(Records from a data source)

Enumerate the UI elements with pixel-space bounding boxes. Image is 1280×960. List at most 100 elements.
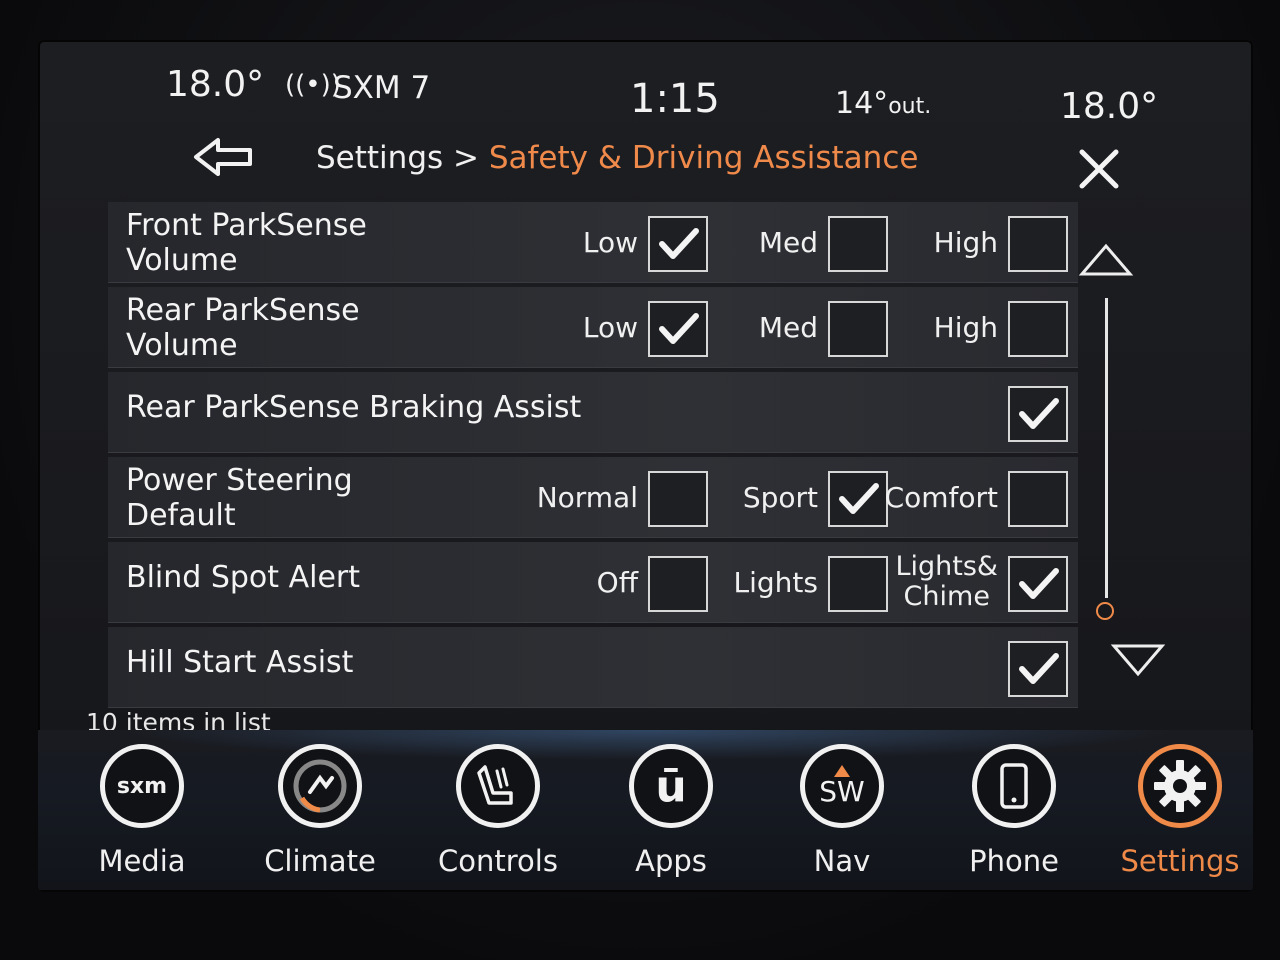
option-blindspot-lights[interactable]: Lights	[708, 556, 888, 612]
option-label: Sport	[742, 481, 818, 514]
outside-temp-suffix: out.	[888, 94, 932, 119]
option-label: Normal	[536, 481, 638, 514]
settings-header: Settings > Safety & Driving Assistance	[38, 132, 1253, 202]
nav-label: Settings	[1120, 844, 1240, 878]
radio-station[interactable]: SXM 7	[333, 70, 430, 106]
checkbox-rear-med[interactable]	[828, 301, 888, 357]
triangle-down-icon	[1110, 644, 1166, 677]
checkbox-steering-comfort[interactable]	[1008, 471, 1068, 527]
toggle-hill-start-assist[interactable]	[948, 641, 1068, 697]
seat-glyph	[477, 765, 513, 805]
nav-phone[interactable]: Phone	[944, 744, 1094, 884]
option-label: High	[933, 226, 998, 259]
controls-seat-icon	[456, 744, 540, 828]
row-hill-start-assist[interactable]: Hill Start Assist	[108, 627, 1078, 708]
row-front-parksense-volume: Front ParkSense Volume Low Med High	[108, 202, 1078, 283]
back-button[interactable]	[188, 132, 278, 182]
checkbox-hill-start-assist[interactable]	[1008, 641, 1068, 697]
gear-glyph	[1154, 760, 1206, 812]
option-label: Med	[758, 226, 818, 259]
nav-label: Climate	[264, 844, 376, 878]
checkbox-braking-assist[interactable]	[1008, 386, 1068, 442]
back-arrow-icon	[194, 138, 252, 176]
nav-apps[interactable]: ū Apps	[601, 744, 751, 884]
bottom-nav-bar: sxm Media Climate Controls ū Apps SW Nav…	[38, 730, 1253, 890]
nav-label: Controls	[438, 844, 558, 878]
gear-icon	[1138, 744, 1222, 828]
option-rear-low[interactable]: Low	[528, 301, 708, 357]
nav-settings[interactable]: Settings	[1110, 744, 1253, 884]
option-steering-normal[interactable]: Normal	[528, 471, 708, 527]
option-steering-sport[interactable]: Sport	[708, 471, 888, 527]
checkbox-blindspot-lights[interactable]	[828, 556, 888, 612]
row-label: Rear ParkSense Braking Assist	[126, 390, 582, 425]
checkbox-blindspot-lights-chime[interactable]	[1008, 556, 1068, 612]
head-unit-screen: 18.0° ((•)) SXM 7 1:15 14°out. 18.0° Set…	[38, 40, 1253, 892]
row-label: Front ParkSense Volume	[126, 208, 367, 278]
nav-label: Nav	[813, 844, 871, 878]
nav-label: Phone	[969, 844, 1059, 878]
option-front-med[interactable]: Med	[708, 216, 888, 272]
checkmark-icon	[1019, 653, 1059, 684]
outside-temperature: 14°out.	[835, 86, 931, 121]
triangle-up-icon	[1078, 243, 1134, 276]
breadcrumb-settings[interactable]: Settings >	[316, 140, 489, 176]
sxm-icon-text: sxm	[116, 773, 168, 799]
option-blindspot-off[interactable]: Off	[528, 556, 708, 612]
option-steering-comfort[interactable]: Comfort	[884, 471, 1068, 527]
close-icon	[1079, 149, 1119, 189]
scroll-up-button[interactable]	[1078, 240, 1134, 284]
option-label: Low	[582, 311, 638, 344]
row-label: Blind Spot Alert	[126, 560, 360, 595]
breadcrumb-current-page: Safety & Driving Assistance	[488, 140, 919, 176]
climate-glyph	[293, 759, 347, 813]
checkbox-front-low[interactable]	[648, 216, 708, 272]
row-power-steering-default: Power Steering Default Normal Sport Comf…	[108, 457, 1078, 538]
toggle-braking-assist[interactable]	[948, 386, 1068, 442]
nav-nav[interactable]: SW Nav	[772, 744, 922, 884]
climate-icon	[278, 744, 362, 828]
row-rear-parksense-volume: Rear ParkSense Volume Low Med High	[108, 287, 1078, 368]
scrollbar-track[interactable]	[1105, 298, 1108, 598]
passenger-temperature[interactable]: 18.0°	[1060, 86, 1158, 127]
checkbox-rear-high[interactable]	[1008, 301, 1068, 357]
phone-icon	[972, 744, 1056, 828]
option-front-high[interactable]: High	[888, 216, 1068, 272]
checkmark-icon	[1019, 568, 1059, 599]
checkmark-icon	[1019, 398, 1059, 429]
row-rear-parksense-braking-assist[interactable]: Rear ParkSense Braking Assist	[108, 372, 1078, 453]
row-label: Rear ParkSense Volume	[126, 293, 360, 363]
option-label: Med	[758, 311, 818, 344]
option-rear-med[interactable]: Med	[708, 301, 888, 357]
sxm-icon: sxm	[100, 744, 184, 828]
checkbox-steering-normal[interactable]	[648, 471, 708, 527]
nav-label: Apps	[635, 844, 707, 878]
nav-label: Media	[98, 844, 186, 878]
checkbox-rear-low[interactable]	[648, 301, 708, 357]
settings-list: Front ParkSense Volume Low Med High Rear…	[108, 202, 1078, 712]
option-label: Lights	[733, 566, 818, 599]
checkbox-front-high[interactable]	[1008, 216, 1068, 272]
option-label: High	[933, 311, 998, 344]
apps-icon-text: ū	[655, 760, 687, 812]
clock: 1:15	[630, 76, 720, 122]
option-label: Off	[596, 566, 638, 599]
option-rear-high[interactable]: High	[888, 301, 1068, 357]
option-blindspot-lights-chime[interactable]: Lights& Chime	[888, 552, 1068, 612]
nav-climate[interactable]: Climate	[250, 744, 400, 884]
scrollbar-thumb[interactable]	[1096, 602, 1114, 620]
checkmark-icon	[659, 313, 699, 344]
option-label: Comfort	[884, 481, 998, 514]
checkbox-blindspot-off[interactable]	[648, 556, 708, 612]
row-blind-spot-alert: Blind Spot Alert Off Lights Lights& Chim…	[108, 542, 1078, 623]
checkbox-steering-sport[interactable]	[828, 471, 888, 527]
nav-media[interactable]: sxm Media	[72, 744, 222, 884]
close-button[interactable]	[1076, 146, 1126, 196]
checkbox-front-med[interactable]	[828, 216, 888, 272]
scroll-down-button[interactable]	[1110, 640, 1166, 684]
checkmark-icon	[659, 228, 699, 259]
phone-glyph	[1000, 763, 1028, 809]
option-front-low[interactable]: Low	[528, 216, 708, 272]
driver-temperature[interactable]: 18.0°	[166, 64, 264, 105]
nav-controls[interactable]: Controls	[428, 744, 578, 884]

WHAT IS ASKED → Identify each line of the material above that contains the string "back", and copy those lines in full. Matches are case-sensitive.

WRITTEN RESPONSE →
back-button[interactable]	[188, 132, 278, 182]
back-arrow-icon	[194, 138, 252, 176]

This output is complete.